- Recorded data
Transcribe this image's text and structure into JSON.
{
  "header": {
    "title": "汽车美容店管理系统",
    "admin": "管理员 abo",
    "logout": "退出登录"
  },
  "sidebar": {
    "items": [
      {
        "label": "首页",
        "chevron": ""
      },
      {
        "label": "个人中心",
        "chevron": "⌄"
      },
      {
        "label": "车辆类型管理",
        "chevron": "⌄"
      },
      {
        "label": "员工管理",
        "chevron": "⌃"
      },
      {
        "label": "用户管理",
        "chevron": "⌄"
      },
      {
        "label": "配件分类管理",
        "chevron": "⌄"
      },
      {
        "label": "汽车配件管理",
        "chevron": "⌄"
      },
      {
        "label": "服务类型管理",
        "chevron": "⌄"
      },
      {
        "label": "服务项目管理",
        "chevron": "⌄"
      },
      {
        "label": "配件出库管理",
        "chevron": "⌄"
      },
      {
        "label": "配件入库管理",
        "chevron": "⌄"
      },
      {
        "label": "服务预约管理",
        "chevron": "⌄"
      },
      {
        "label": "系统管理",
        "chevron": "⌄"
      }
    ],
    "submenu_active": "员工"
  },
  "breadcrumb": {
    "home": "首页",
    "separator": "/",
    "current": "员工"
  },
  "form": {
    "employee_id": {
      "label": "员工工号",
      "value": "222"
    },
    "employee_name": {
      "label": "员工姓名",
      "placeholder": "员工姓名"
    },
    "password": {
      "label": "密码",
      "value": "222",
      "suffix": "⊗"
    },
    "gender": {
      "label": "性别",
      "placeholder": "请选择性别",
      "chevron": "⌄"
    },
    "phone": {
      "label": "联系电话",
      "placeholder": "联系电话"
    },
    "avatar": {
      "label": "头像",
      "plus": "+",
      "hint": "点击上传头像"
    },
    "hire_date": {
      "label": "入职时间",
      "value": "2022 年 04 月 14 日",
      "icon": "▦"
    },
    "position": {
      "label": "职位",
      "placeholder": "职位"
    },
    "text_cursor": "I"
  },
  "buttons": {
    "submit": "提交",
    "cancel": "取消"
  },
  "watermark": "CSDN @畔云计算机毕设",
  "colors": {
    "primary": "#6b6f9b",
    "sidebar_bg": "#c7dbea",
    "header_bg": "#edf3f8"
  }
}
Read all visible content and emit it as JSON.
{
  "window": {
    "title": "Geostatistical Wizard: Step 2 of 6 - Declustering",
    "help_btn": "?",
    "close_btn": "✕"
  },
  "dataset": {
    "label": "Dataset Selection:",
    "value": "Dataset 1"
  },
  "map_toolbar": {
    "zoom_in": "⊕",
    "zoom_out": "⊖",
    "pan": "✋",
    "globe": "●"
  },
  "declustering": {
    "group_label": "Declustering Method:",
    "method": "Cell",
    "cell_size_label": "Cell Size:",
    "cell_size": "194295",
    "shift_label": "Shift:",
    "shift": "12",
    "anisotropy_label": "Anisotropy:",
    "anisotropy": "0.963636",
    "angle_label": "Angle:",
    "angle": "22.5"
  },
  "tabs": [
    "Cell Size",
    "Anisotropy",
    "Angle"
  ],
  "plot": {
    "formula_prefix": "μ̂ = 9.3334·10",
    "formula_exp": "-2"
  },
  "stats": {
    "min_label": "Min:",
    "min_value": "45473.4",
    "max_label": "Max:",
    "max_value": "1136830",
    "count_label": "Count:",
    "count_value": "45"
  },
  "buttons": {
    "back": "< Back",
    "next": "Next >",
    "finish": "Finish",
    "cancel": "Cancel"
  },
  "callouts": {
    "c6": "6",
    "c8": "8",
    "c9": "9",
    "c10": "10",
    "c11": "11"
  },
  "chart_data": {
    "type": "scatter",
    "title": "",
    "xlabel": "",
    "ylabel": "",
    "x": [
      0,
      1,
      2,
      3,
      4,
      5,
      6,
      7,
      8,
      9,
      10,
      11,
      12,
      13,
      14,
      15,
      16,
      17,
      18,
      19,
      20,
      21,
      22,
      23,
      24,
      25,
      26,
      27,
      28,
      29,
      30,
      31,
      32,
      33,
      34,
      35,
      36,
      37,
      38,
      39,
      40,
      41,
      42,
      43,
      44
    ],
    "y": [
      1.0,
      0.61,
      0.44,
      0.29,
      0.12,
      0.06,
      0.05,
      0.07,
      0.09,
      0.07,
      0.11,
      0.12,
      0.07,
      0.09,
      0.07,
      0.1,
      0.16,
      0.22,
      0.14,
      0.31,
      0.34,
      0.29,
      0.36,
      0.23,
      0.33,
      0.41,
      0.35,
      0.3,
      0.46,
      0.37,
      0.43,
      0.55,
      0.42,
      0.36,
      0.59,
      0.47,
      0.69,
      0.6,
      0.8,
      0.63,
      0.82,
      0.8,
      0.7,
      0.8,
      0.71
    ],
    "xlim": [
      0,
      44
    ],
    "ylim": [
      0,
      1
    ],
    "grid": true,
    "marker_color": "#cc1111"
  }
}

- To be done
Go back to the listing above and please repeat it exactly.

- Exercise answer
Transcribe this image's text and structure into JSON.
{
  "header": {
    "title": "汽车美容店管理系统",
    "admin": "管理员 abo",
    "logout": "退出登录"
  },
  "sidebar": {
    "items": [
      {
        "label": "首页",
        "chevron": ""
      },
      {
        "label": "个人中心",
        "chevron": "⌄"
      },
      {
        "label": "车辆类型管理",
        "chevron": "⌄"
      },
      {
        "label": "员工管理",
        "chevron": "⌃"
      },
      {
        "label": "用户管理",
        "chevron": "⌄"
      },
      {
        "label": "配件分类管理",
        "chevron": "⌄"
      },
      {
        "label": "汽车配件管理",
        "chevron": "⌄"
      },
      {
        "label": "服务类型管理",
        "chevron": "⌄"
      },
      {
        "label": "服务项目管理",
        "chevron": "⌄"
      },
      {
        "label": "配件出库管理",
        "chevron": "⌄"
      },
      {
        "label": "配件入库管理",
        "chevron": "⌄"
      },
      {
        "label": "服务预约管理",
        "chevron": "⌄"
      },
      {
        "label": "系统管理",
        "chevron": "⌄"
      }
    ],
    "submenu_active": "员工"
  },
  "breadcrumb": {
    "home": "首页",
    "separator": "/",
    "current": "员工"
  },
  "form": {
    "employee_id": {
      "label": "员工工号",
      "value": "222"
    },
    "employee_name": {
      "label": "员工姓名",
      "placeholder": "员工姓名"
    },
    "password": {
      "label": "密码",
      "value": "222",
      "suffix": "⊗"
    },
    "gender": {
      "label": "性别",
      "placeholder": "请选择性别",
      "chevron": "⌄"
    },
    "phone": {
      "label": "联系电话",
      "placeholder": "联系电话"
    },
    "avatar": {
      "label": "头像",
      "plus": "+",
      "hint": "点击上传头像"
    },
    "hire_date": {
      "label": "入职时间",
      "value": "2022 年 04 月 14 日",
      "icon": "▦"
    },
    "position": {
      "label": "职位",
      "placeholder": "职位"
    },
    "text_cursor": "I"
  },
  "buttons": {
    "submit": "提交",
    "cancel": "取消"
  },
  "watermark": "CSDN @畔云计算机毕设",
  "colors": {
    "primary": "#6b6f9b",
    "sidebar_bg": "#c7dbea",
    "header_bg": "#edf3f8"
  }
}
Read all visible content and emit it as JSON.
{
  "window": {
    "title": "Geostatistical Wizard: Step 2 of 6 - Declustering",
    "help_btn": "?",
    "close_btn": "✕"
  },
  "dataset": {
    "label": "Dataset Selection:",
    "value": "Dataset 1"
  },
  "map_toolbar": {
    "zoom_in": "⊕",
    "zoom_out": "⊖",
    "pan": "✋",
    "globe": "●"
  },
  "declustering": {
    "group_label": "Declustering Method:",
    "method": "Cell",
    "cell_size_label": "Cell Size:",
    "cell_size": "194295",
    "shift_label": "Shift:",
    "shift": "12",
    "anisotropy_label": "Anisotropy:",
    "anisotropy": "0.963636",
    "angle_label": "Angle:",
    "angle": "22.5"
  },
  "tabs": [
    "Cell Size",
    "Anisotropy",
    "Angle"
  ],
  "plot": {
    "formula_prefix": "μ̂ = 9.3334·10",
    "formula_exp": "-2"
  },
  "stats": {
    "min_label": "Min:",
    "min_value": "45473.4",
    "max_label": "Max:",
    "max_value": "1136830",
    "count_label": "Count:",
    "count_value": "45"
  },
  "buttons": {
    "back": "< Back",
    "next": "Next >",
    "finish": "Finish",
    "cancel": "Cancel"
  },
  "callouts": {
    "c6": "6",
    "c8": "8",
    "c9": "9",
    "c10": "10",
    "c11": "11"
  },
  "chart_data": {
    "type": "scatter",
    "title": "",
    "xlabel": "",
    "ylabel": "",
    "x": [
      0,
      1,
      2,
      3,
      4,
      5,
      6,
      7,
      8,
      9,
      10,
      11,
      12,
      13,
      14,
      15,
      16,
      17,
      18,
      19,
      20,
      21,
      22,
      23,
      24,
      25,
      26,
      27,
      28,
      29,
      30,
      31,
      32,
      33,
      34,
      35,
      36,
      37,
      38,
      39,
      40,
      41,
      42,
      43,
      44
    ],
    "y": [
      1.0,
      0.61,
      0.44,
      0.29,
      0.12,
      0.06,
      0.05,
      0.07,
      0.09,
      0.07,
      0.11,
      0.12,
      0.07,
      0.09,
      0.07,
      0.1,
      0.16,
      0.22,
      0.14,
      0.31,
      0.34,
      0.29,
      0.36,
      0.23,
      0.33,
      0.41,
      0.35,
      0.3,
      0.46,
      0.37,
      0.43,
      0.55,
      0.42,
      0.36,
      0.59,
      0.47,
      0.69,
      0.6,
      0.8,
      0.63,
      0.82,
      0.8,
      0.7,
      0.8,
      0.71
    ],
    "xlim": [
      0,
      44
    ],
    "ylim": [
      0,
      1
    ],
    "grid": true,
    "marker_color": "#cc1111"
  }
}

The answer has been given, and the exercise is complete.